§ **WRITTEN PROBLEM**
Each line below must be set down exactly; omit any image you find.

§ **DATA EXCERPTS**
========

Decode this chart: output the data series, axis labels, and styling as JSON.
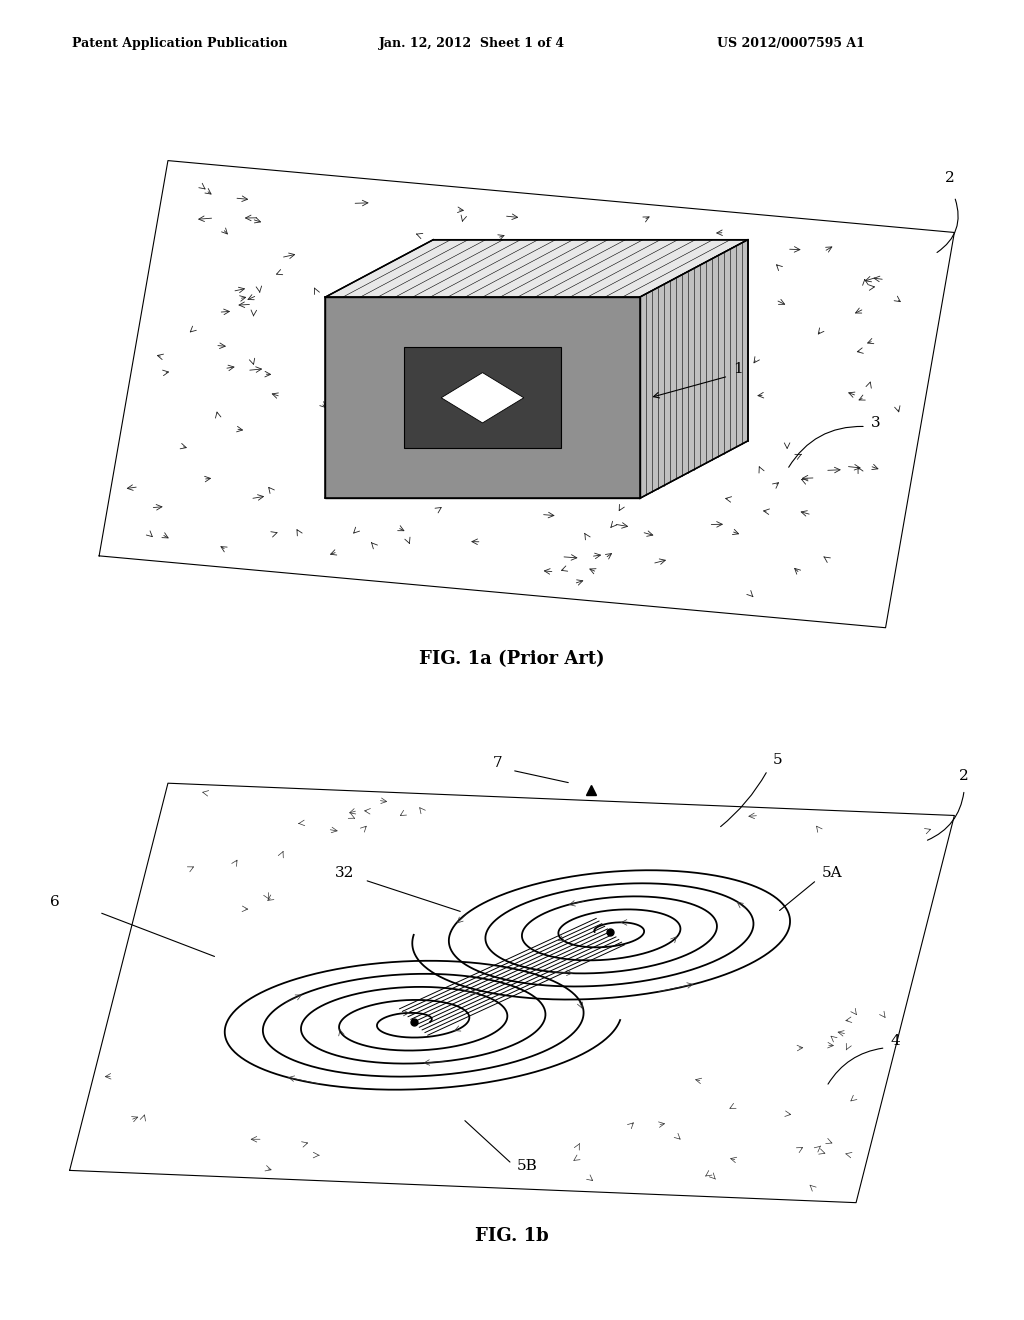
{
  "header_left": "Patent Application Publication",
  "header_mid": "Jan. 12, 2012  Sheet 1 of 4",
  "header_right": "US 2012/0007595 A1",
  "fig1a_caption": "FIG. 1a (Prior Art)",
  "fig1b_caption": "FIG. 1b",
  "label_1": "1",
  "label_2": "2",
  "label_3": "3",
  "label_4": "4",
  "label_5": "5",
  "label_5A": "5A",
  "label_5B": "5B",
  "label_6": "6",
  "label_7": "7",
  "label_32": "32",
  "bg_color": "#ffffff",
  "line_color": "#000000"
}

========

§ **OUTPUT FOR THIS TASK**
Decode this chart: output the data series, axis labels, and styling as JSON.
{
  "header_left": "Patent Application Publication",
  "header_mid": "Jan. 12, 2012  Sheet 1 of 4",
  "header_right": "US 2012/0007595 A1",
  "fig1a_caption": "FIG. 1a (Prior Art)",
  "fig1b_caption": "FIG. 1b",
  "label_1": "1",
  "label_2": "2",
  "label_3": "3",
  "label_4": "4",
  "label_5": "5",
  "label_5A": "5A",
  "label_5B": "5B",
  "label_6": "6",
  "label_7": "7",
  "label_32": "32",
  "bg_color": "#ffffff",
  "line_color": "#000000"
}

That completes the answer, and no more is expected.